CHALLENGE =
With the pictures omitted, write out the entries that follow exactly as they stand.

* BEGIN DATA FOR THIS TASK *

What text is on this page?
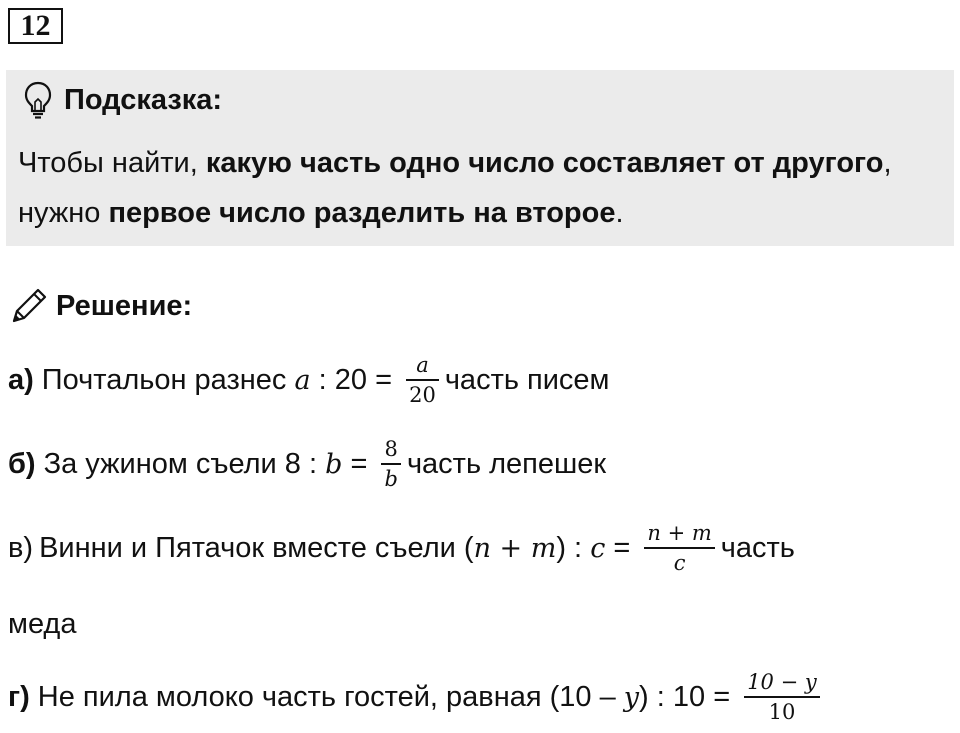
12
Подсказка:
Чтобы найти, какую часть одно число составляет от другого, нужно первое число разделить на второе.
Решение:
а) Почтальон разнес a : $20 = \frac{a}{20}$ часть писем
б) За ужином съели 8 : $b = \frac{8}{b}$ часть лепешек
в) Винни и Пятачок вместе съели ( n + m ) : $c = \frac{n + m}{c}$ часть
меда
г) Не пила молоко часть гостей, равная (10 – y ) : $10 = \frac{10 - y}{10}$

* END DATA FOR THIS TASK *

ANSWER IN FULL =
What text is on this page?
12
Подсказка:
Чтобы найти, какую часть одно число составляет от другого, нужно первое число разделить на второе.
Решение:
а) Почтальон разнес a : $20 = \frac{a}{20}$ часть писем
б) За ужином съели 8 : $b = \frac{8}{b}$ часть лепешек
в) Винни и Пятачок вместе съели ( n + m ) : $c = \frac{n + m}{c}$ часть
меда
г) Не пила молоко часть гостей, равная (10 – y ) : $10 = \frac{10 - y}{10}$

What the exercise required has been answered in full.